Problem to work on - Identify and copy all lines of the material where the string "适配游戏的专属机型" is found.

Data to process -
## start
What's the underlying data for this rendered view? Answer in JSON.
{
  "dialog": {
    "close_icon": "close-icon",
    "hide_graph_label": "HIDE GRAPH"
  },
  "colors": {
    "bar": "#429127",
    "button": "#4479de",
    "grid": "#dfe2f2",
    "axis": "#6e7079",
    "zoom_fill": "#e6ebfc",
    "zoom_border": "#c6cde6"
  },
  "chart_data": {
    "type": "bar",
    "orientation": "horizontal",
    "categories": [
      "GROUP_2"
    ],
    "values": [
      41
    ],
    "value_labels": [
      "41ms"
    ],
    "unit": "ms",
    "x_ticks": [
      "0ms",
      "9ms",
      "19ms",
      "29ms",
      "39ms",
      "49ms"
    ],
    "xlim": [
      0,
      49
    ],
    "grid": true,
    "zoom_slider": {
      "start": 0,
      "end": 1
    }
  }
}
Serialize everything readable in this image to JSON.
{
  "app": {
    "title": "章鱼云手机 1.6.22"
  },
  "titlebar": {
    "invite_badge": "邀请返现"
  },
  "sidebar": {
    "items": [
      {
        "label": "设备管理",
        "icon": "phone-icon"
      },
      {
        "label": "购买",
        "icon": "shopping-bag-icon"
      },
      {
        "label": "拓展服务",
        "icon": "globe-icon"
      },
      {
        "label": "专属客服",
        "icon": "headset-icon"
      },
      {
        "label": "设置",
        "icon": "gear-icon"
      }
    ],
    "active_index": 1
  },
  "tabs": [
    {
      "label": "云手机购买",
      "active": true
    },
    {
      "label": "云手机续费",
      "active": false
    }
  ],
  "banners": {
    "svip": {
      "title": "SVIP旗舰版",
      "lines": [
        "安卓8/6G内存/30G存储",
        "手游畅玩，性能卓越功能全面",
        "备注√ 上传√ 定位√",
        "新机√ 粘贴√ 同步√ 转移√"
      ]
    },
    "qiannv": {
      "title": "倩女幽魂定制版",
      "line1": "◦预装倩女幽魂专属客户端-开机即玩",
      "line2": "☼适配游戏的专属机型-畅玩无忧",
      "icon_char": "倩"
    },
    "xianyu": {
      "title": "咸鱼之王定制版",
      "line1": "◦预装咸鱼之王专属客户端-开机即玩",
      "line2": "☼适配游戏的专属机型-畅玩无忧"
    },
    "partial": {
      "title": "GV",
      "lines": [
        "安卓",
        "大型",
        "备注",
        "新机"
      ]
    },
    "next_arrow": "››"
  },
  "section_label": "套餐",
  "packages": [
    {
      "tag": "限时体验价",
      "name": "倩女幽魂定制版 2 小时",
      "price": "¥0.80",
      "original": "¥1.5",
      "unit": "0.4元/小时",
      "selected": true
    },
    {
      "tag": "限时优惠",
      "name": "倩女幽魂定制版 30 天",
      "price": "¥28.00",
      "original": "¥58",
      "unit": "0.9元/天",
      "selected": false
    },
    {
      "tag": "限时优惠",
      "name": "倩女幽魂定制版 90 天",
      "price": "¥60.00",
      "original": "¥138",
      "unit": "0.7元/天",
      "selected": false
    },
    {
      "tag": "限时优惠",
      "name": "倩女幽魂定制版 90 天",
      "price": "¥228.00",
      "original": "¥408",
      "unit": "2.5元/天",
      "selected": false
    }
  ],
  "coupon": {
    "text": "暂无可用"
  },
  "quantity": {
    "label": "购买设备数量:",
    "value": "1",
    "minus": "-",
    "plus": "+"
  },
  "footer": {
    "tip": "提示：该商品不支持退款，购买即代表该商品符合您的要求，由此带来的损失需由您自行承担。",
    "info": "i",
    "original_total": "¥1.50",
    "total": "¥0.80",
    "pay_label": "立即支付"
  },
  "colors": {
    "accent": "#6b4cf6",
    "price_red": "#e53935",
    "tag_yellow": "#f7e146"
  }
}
## end
Written reply -
      "line2": "☼适配游戏的专属机型-畅玩无忧",
      "line2": "☼适配游戏的专属机型-畅玩无忧"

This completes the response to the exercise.